*What the task requires*. Word for word, give the material below again, minus any images.

━━━━━ Entries shown ━━━━━

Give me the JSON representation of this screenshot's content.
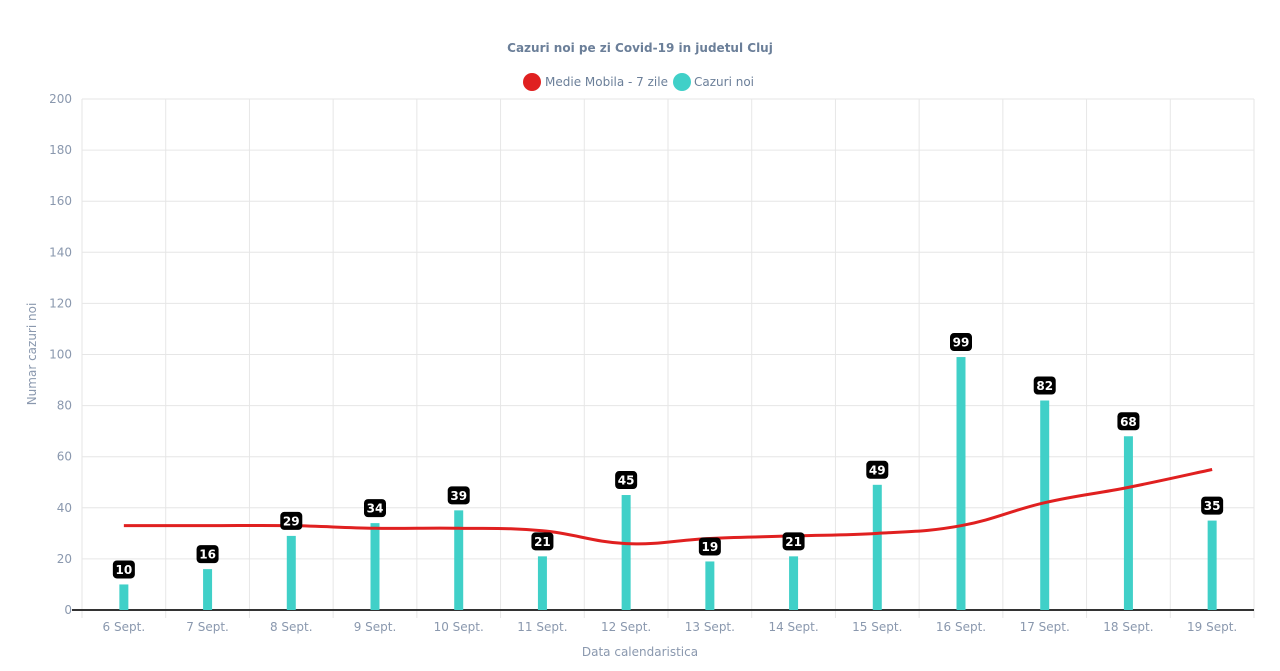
{
  "chart_data": {
    "type": "bar",
    "title": "Cazuri noi pe zi Covid-19 in judetul Cluj",
    "xlabel": "Data calendaristica",
    "ylabel": "Numar cazuri noi",
    "ylim": [
      0,
      200
    ],
    "y_ticks": [
      0,
      20,
      40,
      60,
      80,
      100,
      120,
      140,
      160,
      180,
      200
    ],
    "grid": true,
    "legend_position": "top-center",
    "categories": [
      "6 Sept.",
      "7 Sept.",
      "8 Sept.",
      "9 Sept.",
      "10 Sept.",
      "11 Sept.",
      "12 Sept.",
      "13 Sept.",
      "14 Sept.",
      "15 Sept.",
      "16 Sept.",
      "17 Sept.",
      "18 Sept.",
      "19 Sept."
    ],
    "series": [
      {
        "name": "Medie Mobila - 7 zile",
        "type": "line",
        "color": "#e02020",
        "values": [
          33,
          33,
          33,
          32,
          32,
          31,
          26,
          28,
          29,
          30,
          33,
          42,
          48,
          55
        ]
      },
      {
        "name": "Cazuri noi",
        "type": "bar",
        "color": "#40d0c8",
        "values": [
          10,
          16,
          29,
          34,
          39,
          21,
          45,
          19,
          21,
          49,
          99,
          82,
          68,
          35
        ],
        "data_labels": [
          "10",
          "16",
          "29",
          "34",
          "39",
          "21",
          "45",
          "19",
          "21",
          "49",
          "99",
          "82",
          "68",
          "35"
        ]
      }
    ]
  }
}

━━━━━

*Answer to the exercise*.
Give me the JSON representation of this screenshot's content.
{
  "chart_data": {
    "type": "bar",
    "title": "Cazuri noi pe zi Covid-19 in judetul Cluj",
    "xlabel": "Data calendaristica",
    "ylabel": "Numar cazuri noi",
    "ylim": [
      0,
      200
    ],
    "y_ticks": [
      0,
      20,
      40,
      60,
      80,
      100,
      120,
      140,
      160,
      180,
      200
    ],
    "grid": true,
    "legend_position": "top-center",
    "categories": [
      "6 Sept.",
      "7 Sept.",
      "8 Sept.",
      "9 Sept.",
      "10 Sept.",
      "11 Sept.",
      "12 Sept.",
      "13 Sept.",
      "14 Sept.",
      "15 Sept.",
      "16 Sept.",
      "17 Sept.",
      "18 Sept.",
      "19 Sept."
    ],
    "series": [
      {
        "name": "Medie Mobila - 7 zile",
        "type": "line",
        "color": "#e02020",
        "values": [
          33,
          33,
          33,
          32,
          32,
          31,
          26,
          28,
          29,
          30,
          33,
          42,
          48,
          55
        ]
      },
      {
        "name": "Cazuri noi",
        "type": "bar",
        "color": "#40d0c8",
        "values": [
          10,
          16,
          29,
          34,
          39,
          21,
          45,
          19,
          21,
          49,
          99,
          82,
          68,
          35
        ],
        "data_labels": [
          "10",
          "16",
          "29",
          "34",
          "39",
          "21",
          "45",
          "19",
          "21",
          "49",
          "99",
          "82",
          "68",
          "35"
        ]
      }
    ]
  }
}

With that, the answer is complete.